● **Your goal**: Every record below should be printed exactly as it appears.

── Records provided

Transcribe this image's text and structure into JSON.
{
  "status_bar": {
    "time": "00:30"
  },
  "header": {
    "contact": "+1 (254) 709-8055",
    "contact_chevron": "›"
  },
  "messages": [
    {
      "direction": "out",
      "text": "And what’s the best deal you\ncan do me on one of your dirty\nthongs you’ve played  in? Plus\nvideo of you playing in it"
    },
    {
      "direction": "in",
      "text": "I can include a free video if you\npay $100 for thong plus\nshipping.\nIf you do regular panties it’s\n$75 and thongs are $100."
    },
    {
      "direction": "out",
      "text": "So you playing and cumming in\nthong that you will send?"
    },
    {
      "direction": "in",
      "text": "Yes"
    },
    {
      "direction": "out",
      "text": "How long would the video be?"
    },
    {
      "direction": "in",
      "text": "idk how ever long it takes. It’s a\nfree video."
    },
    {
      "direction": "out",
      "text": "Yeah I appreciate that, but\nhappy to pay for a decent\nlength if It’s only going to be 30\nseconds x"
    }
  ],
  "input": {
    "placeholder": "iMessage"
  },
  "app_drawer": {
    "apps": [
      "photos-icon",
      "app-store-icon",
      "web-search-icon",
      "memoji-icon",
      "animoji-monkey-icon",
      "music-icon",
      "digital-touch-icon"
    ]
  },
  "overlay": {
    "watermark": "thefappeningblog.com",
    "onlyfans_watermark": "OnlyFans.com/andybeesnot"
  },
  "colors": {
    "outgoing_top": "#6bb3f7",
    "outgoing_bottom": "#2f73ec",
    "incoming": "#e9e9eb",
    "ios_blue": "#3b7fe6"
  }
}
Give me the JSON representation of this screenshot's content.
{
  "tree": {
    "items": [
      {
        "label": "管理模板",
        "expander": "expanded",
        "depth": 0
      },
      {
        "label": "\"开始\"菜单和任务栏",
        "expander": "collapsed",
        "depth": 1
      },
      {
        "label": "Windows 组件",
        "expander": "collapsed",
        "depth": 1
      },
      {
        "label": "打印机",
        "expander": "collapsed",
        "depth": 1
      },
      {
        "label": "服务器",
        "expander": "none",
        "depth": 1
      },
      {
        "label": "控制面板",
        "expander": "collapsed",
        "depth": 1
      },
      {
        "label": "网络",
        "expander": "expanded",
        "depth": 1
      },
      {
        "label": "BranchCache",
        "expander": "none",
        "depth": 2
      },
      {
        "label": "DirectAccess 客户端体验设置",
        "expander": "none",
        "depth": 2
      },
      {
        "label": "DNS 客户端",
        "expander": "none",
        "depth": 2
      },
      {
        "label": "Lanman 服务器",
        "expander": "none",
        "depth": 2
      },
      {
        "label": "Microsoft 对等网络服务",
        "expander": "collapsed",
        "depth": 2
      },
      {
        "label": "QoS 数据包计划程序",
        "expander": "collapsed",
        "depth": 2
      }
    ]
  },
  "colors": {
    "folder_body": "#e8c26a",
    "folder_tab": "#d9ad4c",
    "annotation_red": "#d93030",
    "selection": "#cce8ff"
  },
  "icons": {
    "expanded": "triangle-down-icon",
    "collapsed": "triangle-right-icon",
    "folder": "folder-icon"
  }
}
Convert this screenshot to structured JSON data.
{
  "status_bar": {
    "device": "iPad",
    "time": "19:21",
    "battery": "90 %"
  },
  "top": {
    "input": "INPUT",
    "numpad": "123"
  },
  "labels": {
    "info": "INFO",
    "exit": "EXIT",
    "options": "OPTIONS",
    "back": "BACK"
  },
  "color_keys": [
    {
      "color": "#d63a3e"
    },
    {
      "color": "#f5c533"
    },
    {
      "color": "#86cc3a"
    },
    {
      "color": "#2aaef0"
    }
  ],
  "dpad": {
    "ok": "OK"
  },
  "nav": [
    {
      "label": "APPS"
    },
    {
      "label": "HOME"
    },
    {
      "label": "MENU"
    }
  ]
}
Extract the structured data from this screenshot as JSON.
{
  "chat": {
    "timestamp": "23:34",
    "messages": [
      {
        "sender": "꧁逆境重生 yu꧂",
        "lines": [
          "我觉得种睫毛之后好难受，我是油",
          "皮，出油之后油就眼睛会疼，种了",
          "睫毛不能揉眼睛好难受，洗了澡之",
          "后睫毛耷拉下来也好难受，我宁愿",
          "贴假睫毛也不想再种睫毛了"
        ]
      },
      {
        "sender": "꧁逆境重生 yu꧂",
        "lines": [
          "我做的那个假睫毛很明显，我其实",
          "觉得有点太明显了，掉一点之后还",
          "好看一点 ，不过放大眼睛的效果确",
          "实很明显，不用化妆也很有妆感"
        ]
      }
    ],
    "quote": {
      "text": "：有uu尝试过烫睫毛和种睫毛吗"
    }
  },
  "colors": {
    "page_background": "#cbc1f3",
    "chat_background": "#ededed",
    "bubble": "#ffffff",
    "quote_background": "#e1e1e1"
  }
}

────

● **Exercise response**:
Transcribe this image's text and structure into JSON.
{
  "status_bar": {
    "time": "00:30"
  },
  "header": {
    "contact": "+1 (254) 709-8055",
    "contact_chevron": "›"
  },
  "messages": [
    {
      "direction": "out",
      "text": "And what’s the best deal you\ncan do me on one of your dirty\nthongs you’ve played  in? Plus\nvideo of you playing in it"
    },
    {
      "direction": "in",
      "text": "I can include a free video if you\npay $100 for thong plus\nshipping.\nIf you do regular panties it’s\n$75 and thongs are $100."
    },
    {
      "direction": "out",
      "text": "So you playing and cumming in\nthong that you will send?"
    },
    {
      "direction": "in",
      "text": "Yes"
    },
    {
      "direction": "out",
      "text": "How long would the video be?"
    },
    {
      "direction": "in",
      "text": "idk how ever long it takes. It’s a\nfree video."
    },
    {
      "direction": "out",
      "text": "Yeah I appreciate that, but\nhappy to pay for a decent\nlength if It’s only going to be 30\nseconds x"
    }
  ],
  "input": {
    "placeholder": "iMessage"
  },
  "app_drawer": {
    "apps": [
      "photos-icon",
      "app-store-icon",
      "web-search-icon",
      "memoji-icon",
      "animoji-monkey-icon",
      "music-icon",
      "digital-touch-icon"
    ]
  },
  "overlay": {
    "watermark": "thefappeningblog.com",
    "onlyfans_watermark": "OnlyFans.com/andybeesnot"
  },
  "colors": {
    "outgoing_top": "#6bb3f7",
    "outgoing_bottom": "#2f73ec",
    "incoming": "#e9e9eb",
    "ios_blue": "#3b7fe6"
  }
}
Give me the JSON representation of this screenshot's content.
{
  "tree": {
    "items": [
      {
        "label": "管理模板",
        "expander": "expanded",
        "depth": 0
      },
      {
        "label": "\"开始\"菜单和任务栏",
        "expander": "collapsed",
        "depth": 1
      },
      {
        "label": "Windows 组件",
        "expander": "collapsed",
        "depth": 1
      },
      {
        "label": "打印机",
        "expander": "collapsed",
        "depth": 1
      },
      {
        "label": "服务器",
        "expander": "none",
        "depth": 1
      },
      {
        "label": "控制面板",
        "expander": "collapsed",
        "depth": 1
      },
      {
        "label": "网络",
        "expander": "expanded",
        "depth": 1
      },
      {
        "label": "BranchCache",
        "expander": "none",
        "depth": 2
      },
      {
        "label": "DirectAccess 客户端体验设置",
        "expander": "none",
        "depth": 2
      },
      {
        "label": "DNS 客户端",
        "expander": "none",
        "depth": 2
      },
      {
        "label": "Lanman 服务器",
        "expander": "none",
        "depth": 2
      },
      {
        "label": "Microsoft 对等网络服务",
        "expander": "collapsed",
        "depth": 2
      },
      {
        "label": "QoS 数据包计划程序",
        "expander": "collapsed",
        "depth": 2
      }
    ]
  },
  "colors": {
    "folder_body": "#e8c26a",
    "folder_tab": "#d9ad4c",
    "annotation_red": "#d93030",
    "selection": "#cce8ff"
  },
  "icons": {
    "expanded": "triangle-down-icon",
    "collapsed": "triangle-right-icon",
    "folder": "folder-icon"
  }
}
Convert this screenshot to structured JSON data.
{
  "status_bar": {
    "device": "iPad",
    "time": "19:21",
    "battery": "90 %"
  },
  "top": {
    "input": "INPUT",
    "numpad": "123"
  },
  "labels": {
    "info": "INFO",
    "exit": "EXIT",
    "options": "OPTIONS",
    "back": "BACK"
  },
  "color_keys": [
    {
      "color": "#d63a3e"
    },
    {
      "color": "#f5c533"
    },
    {
      "color": "#86cc3a"
    },
    {
      "color": "#2aaef0"
    }
  ],
  "dpad": {
    "ok": "OK"
  },
  "nav": [
    {
      "label": "APPS"
    },
    {
      "label": "HOME"
    },
    {
      "label": "MENU"
    }
  ]
}
Extract the structured data from this screenshot as JSON.
{
  "chat": {
    "timestamp": "23:34",
    "messages": [
      {
        "sender": "꧁逆境重生 yu꧂",
        "lines": [
          "我觉得种睫毛之后好难受，我是油",
          "皮，出油之后油就眼睛会疼，种了",
          "睫毛不能揉眼睛好难受，洗了澡之",
          "后睫毛耷拉下来也好难受，我宁愿",
          "贴假睫毛也不想再种睫毛了"
        ]
      },
      {
        "sender": "꧁逆境重生 yu꧂",
        "lines": [
          "我做的那个假睫毛很明显，我其实",
          "觉得有点太明显了，掉一点之后还",
          "好看一点 ，不过放大眼睛的效果确",
          "实很明显，不用化妆也很有妆感"
        ]
      }
    ],
    "quote": {
      "text": "：有uu尝试过烫睫毛和种睫毛吗"
    }
  },
  "colors": {
    "page_background": "#cbc1f3",
    "chat_background": "#ededed",
    "bubble": "#ffffff",
    "quote_background": "#e1e1e1"
  }
}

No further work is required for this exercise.